Stored entries:
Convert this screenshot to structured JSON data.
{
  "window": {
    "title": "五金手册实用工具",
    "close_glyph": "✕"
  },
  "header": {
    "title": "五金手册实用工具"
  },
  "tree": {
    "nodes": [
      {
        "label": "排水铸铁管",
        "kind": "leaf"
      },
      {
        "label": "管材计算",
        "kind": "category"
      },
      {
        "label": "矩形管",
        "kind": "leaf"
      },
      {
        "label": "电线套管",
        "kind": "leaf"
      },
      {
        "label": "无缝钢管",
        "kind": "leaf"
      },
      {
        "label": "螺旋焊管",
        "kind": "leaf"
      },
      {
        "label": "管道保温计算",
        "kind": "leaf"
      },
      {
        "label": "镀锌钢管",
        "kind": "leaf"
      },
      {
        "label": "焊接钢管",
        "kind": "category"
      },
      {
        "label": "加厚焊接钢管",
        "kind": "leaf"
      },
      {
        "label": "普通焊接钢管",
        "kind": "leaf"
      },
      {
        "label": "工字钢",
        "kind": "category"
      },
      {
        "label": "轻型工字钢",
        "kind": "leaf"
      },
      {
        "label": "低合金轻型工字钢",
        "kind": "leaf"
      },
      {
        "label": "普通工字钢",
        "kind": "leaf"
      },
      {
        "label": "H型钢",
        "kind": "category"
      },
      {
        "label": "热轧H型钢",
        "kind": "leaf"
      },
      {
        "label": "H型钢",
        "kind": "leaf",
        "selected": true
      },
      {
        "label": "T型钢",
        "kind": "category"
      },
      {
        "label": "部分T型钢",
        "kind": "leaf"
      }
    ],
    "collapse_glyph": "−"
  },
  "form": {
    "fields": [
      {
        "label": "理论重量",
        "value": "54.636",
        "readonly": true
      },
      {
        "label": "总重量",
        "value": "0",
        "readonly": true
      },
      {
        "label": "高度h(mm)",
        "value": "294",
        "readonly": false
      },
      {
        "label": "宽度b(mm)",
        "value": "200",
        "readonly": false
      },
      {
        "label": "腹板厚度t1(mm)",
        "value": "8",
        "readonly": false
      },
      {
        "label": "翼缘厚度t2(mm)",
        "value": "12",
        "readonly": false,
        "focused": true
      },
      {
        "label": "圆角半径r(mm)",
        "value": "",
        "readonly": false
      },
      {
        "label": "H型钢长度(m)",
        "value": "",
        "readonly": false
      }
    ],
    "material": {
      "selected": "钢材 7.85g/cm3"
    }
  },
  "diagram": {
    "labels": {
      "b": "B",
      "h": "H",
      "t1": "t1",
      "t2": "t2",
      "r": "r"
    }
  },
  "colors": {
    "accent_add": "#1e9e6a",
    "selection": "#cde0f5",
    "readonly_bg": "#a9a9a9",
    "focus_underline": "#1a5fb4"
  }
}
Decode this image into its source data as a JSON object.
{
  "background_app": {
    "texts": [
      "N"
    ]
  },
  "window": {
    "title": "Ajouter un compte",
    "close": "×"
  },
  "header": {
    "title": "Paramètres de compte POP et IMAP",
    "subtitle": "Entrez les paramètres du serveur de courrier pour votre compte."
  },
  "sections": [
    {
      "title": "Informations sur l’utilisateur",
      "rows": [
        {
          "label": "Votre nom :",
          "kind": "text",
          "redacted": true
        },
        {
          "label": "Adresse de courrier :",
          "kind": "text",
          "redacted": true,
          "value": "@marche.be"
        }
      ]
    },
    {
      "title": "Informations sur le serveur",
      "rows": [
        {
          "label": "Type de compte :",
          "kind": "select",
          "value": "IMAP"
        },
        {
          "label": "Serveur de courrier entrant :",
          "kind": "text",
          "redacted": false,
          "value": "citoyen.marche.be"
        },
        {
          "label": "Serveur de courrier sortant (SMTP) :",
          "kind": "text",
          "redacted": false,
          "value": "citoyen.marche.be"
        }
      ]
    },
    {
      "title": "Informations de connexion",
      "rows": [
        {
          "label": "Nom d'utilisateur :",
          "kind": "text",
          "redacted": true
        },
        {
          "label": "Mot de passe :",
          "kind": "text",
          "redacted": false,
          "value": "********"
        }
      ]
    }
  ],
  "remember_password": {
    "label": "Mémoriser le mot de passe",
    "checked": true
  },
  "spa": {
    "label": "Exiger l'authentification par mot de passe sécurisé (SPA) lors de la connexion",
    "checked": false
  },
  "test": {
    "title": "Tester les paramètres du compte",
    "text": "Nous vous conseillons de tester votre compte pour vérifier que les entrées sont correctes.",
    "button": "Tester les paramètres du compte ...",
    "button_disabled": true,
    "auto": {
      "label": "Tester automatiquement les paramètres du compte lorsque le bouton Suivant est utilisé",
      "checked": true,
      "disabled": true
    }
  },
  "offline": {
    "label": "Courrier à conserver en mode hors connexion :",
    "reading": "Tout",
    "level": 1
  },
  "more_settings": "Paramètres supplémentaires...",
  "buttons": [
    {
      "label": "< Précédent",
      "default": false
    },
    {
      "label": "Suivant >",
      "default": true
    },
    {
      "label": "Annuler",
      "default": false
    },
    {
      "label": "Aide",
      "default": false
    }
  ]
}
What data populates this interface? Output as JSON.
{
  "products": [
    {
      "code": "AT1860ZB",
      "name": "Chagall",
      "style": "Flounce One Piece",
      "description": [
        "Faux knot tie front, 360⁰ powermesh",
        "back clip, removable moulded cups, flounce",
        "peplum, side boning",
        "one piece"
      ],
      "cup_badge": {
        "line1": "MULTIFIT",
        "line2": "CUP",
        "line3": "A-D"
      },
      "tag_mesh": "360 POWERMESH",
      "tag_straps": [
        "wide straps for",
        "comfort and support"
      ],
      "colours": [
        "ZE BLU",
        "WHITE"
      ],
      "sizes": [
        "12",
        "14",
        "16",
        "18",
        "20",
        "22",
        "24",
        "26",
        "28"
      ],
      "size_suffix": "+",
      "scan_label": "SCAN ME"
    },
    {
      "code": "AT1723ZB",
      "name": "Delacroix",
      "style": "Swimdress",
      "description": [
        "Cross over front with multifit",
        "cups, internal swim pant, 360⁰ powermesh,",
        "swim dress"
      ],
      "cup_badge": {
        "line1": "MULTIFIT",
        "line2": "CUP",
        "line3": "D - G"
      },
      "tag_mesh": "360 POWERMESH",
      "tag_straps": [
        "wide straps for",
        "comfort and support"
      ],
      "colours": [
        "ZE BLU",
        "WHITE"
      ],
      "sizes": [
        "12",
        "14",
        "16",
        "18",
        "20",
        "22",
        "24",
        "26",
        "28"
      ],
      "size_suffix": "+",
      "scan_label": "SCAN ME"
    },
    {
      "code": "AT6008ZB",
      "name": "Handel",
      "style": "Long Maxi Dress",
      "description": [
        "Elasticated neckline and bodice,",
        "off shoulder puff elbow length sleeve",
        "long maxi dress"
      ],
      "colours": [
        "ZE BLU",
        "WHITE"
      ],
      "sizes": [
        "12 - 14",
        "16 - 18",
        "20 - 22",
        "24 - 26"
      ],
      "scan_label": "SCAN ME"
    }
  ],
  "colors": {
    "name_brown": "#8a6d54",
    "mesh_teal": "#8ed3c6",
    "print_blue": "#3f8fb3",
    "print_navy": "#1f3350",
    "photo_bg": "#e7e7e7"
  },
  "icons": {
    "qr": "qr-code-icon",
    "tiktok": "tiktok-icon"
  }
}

**Exercise objective:**
Each line of the material must be restated exactly.

**Answer to the problem:**
Convert this screenshot to structured JSON data.
{
  "window": {
    "title": "五金手册实用工具",
    "close_glyph": "✕"
  },
  "header": {
    "title": "五金手册实用工具"
  },
  "tree": {
    "nodes": [
      {
        "label": "排水铸铁管",
        "kind": "leaf"
      },
      {
        "label": "管材计算",
        "kind": "category"
      },
      {
        "label": "矩形管",
        "kind": "leaf"
      },
      {
        "label": "电线套管",
        "kind": "leaf"
      },
      {
        "label": "无缝钢管",
        "kind": "leaf"
      },
      {
        "label": "螺旋焊管",
        "kind": "leaf"
      },
      {
        "label": "管道保温计算",
        "kind": "leaf"
      },
      {
        "label": "镀锌钢管",
        "kind": "leaf"
      },
      {
        "label": "焊接钢管",
        "kind": "category"
      },
      {
        "label": "加厚焊接钢管",
        "kind": "leaf"
      },
      {
        "label": "普通焊接钢管",
        "kind": "leaf"
      },
      {
        "label": "工字钢",
        "kind": "category"
      },
      {
        "label": "轻型工字钢",
        "kind": "leaf"
      },
      {
        "label": "低合金轻型工字钢",
        "kind": "leaf"
      },
      {
        "label": "普通工字钢",
        "kind": "leaf"
      },
      {
        "label": "H型钢",
        "kind": "category"
      },
      {
        "label": "热轧H型钢",
        "kind": "leaf"
      },
      {
        "label": "H型钢",
        "kind": "leaf",
        "selected": true
      },
      {
        "label": "T型钢",
        "kind": "category"
      },
      {
        "label": "部分T型钢",
        "kind": "leaf"
      }
    ],
    "collapse_glyph": "−"
  },
  "form": {
    "fields": [
      {
        "label": "理论重量",
        "value": "54.636",
        "readonly": true
      },
      {
        "label": "总重量",
        "value": "0",
        "readonly": true
      },
      {
        "label": "高度h(mm)",
        "value": "294",
        "readonly": false
      },
      {
        "label": "宽度b(mm)",
        "value": "200",
        "readonly": false
      },
      {
        "label": "腹板厚度t1(mm)",
        "value": "8",
        "readonly": false
      },
      {
        "label": "翼缘厚度t2(mm)",
        "value": "12",
        "readonly": false,
        "focused": true
      },
      {
        "label": "圆角半径r(mm)",
        "value": "",
        "readonly": false
      },
      {
        "label": "H型钢长度(m)",
        "value": "",
        "readonly": false
      }
    ],
    "material": {
      "selected": "钢材 7.85g/cm3"
    }
  },
  "diagram": {
    "labels": {
      "b": "B",
      "h": "H",
      "t1": "t1",
      "t2": "t2",
      "r": "r"
    }
  },
  "colors": {
    "accent_add": "#1e9e6a",
    "selection": "#cde0f5",
    "readonly_bg": "#a9a9a9",
    "focus_underline": "#1a5fb4"
  }
}
Decode this image into its source data as a JSON object.
{
  "background_app": {
    "texts": [
      "N"
    ]
  },
  "window": {
    "title": "Ajouter un compte",
    "close": "×"
  },
  "header": {
    "title": "Paramètres de compte POP et IMAP",
    "subtitle": "Entrez les paramètres du serveur de courrier pour votre compte."
  },
  "sections": [
    {
      "title": "Informations sur l’utilisateur",
      "rows": [
        {
          "label": "Votre nom :",
          "kind": "text",
          "redacted": true
        },
        {
          "label": "Adresse de courrier :",
          "kind": "text",
          "redacted": true,
          "value": "@marche.be"
        }
      ]
    },
    {
      "title": "Informations sur le serveur",
      "rows": [
        {
          "label": "Type de compte :",
          "kind": "select",
          "value": "IMAP"
        },
        {
          "label": "Serveur de courrier entrant :",
          "kind": "text",
          "redacted": false,
          "value": "citoyen.marche.be"
        },
        {
          "label": "Serveur de courrier sortant (SMTP) :",
          "kind": "text",
          "redacted": false,
          "value": "citoyen.marche.be"
        }
      ]
    },
    {
      "title": "Informations de connexion",
      "rows": [
        {
          "label": "Nom d'utilisateur :",
          "kind": "text",
          "redacted": true
        },
        {
          "label": "Mot de passe :",
          "kind": "text",
          "redacted": false,
          "value": "********"
        }
      ]
    }
  ],
  "remember_password": {
    "label": "Mémoriser le mot de passe",
    "checked": true
  },
  "spa": {
    "label": "Exiger l'authentification par mot de passe sécurisé (SPA) lors de la connexion",
    "checked": false
  },
  "test": {
    "title": "Tester les paramètres du compte",
    "text": "Nous vous conseillons de tester votre compte pour vérifier que les entrées sont correctes.",
    "button": "Tester les paramètres du compte ...",
    "button_disabled": true,
    "auto": {
      "label": "Tester automatiquement les paramètres du compte lorsque le bouton Suivant est utilisé",
      "checked": true,
      "disabled": true
    }
  },
  "offline": {
    "label": "Courrier à conserver en mode hors connexion :",
    "reading": "Tout",
    "level": 1
  },
  "more_settings": "Paramètres supplémentaires...",
  "buttons": [
    {
      "label": "< Précédent",
      "default": false
    },
    {
      "label": "Suivant >",
      "default": true
    },
    {
      "label": "Annuler",
      "default": false
    },
    {
      "label": "Aide",
      "default": false
    }
  ]
}
What data populates this interface? Output as JSON.
{
  "products": [
    {
      "code": "AT1860ZB",
      "name": "Chagall",
      "style": "Flounce One Piece",
      "description": [
        "Faux knot tie front, 360⁰ powermesh",
        "back clip, removable moulded cups, flounce",
        "peplum, side boning",
        "one piece"
      ],
      "cup_badge": {
        "line1": "MULTIFIT",
        "line2": "CUP",
        "line3": "A-D"
      },
      "tag_mesh": "360 POWERMESH",
      "tag_straps": [
        "wide straps for",
        "comfort and support"
      ],
      "colours": [
        "ZE BLU",
        "WHITE"
      ],
      "sizes": [
        "12",
        "14",
        "16",
        "18",
        "20",
        "22",
        "24",
        "26",
        "28"
      ],
      "size_suffix": "+",
      "scan_label": "SCAN ME"
    },
    {
      "code": "AT1723ZB",
      "name": "Delacroix",
      "style": "Swimdress",
      "description": [
        "Cross over front with multifit",
        "cups, internal swim pant, 360⁰ powermesh,",
        "swim dress"
      ],
      "cup_badge": {
        "line1": "MULTIFIT",
        "line2": "CUP",
        "line3": "D - G"
      },
      "tag_mesh": "360 POWERMESH",
      "tag_straps": [
        "wide straps for",
        "comfort and support"
      ],
      "colours": [
        "ZE BLU",
        "WHITE"
      ],
      "sizes": [
        "12",
        "14",
        "16",
        "18",
        "20",
        "22",
        "24",
        "26",
        "28"
      ],
      "size_suffix": "+",
      "scan_label": "SCAN ME"
    },
    {
      "code": "AT6008ZB",
      "name": "Handel",
      "style": "Long Maxi Dress",
      "description": [
        "Elasticated neckline and bodice,",
        "off shoulder puff elbow length sleeve",
        "long maxi dress"
      ],
      "colours": [
        "ZE BLU",
        "WHITE"
      ],
      "sizes": [
        "12 - 14",
        "16 - 18",
        "20 - 22",
        "24 - 26"
      ],
      "scan_label": "SCAN ME"
    }
  ],
  "colors": {
    "name_brown": "#8a6d54",
    "mesh_teal": "#8ed3c6",
    "print_blue": "#3f8fb3",
    "print_navy": "#1f3350",
    "photo_bg": "#e7e7e7"
  },
  "icons": {
    "qr": "qr-code-icon",
    "tiktok": "tiktok-icon"
  }
}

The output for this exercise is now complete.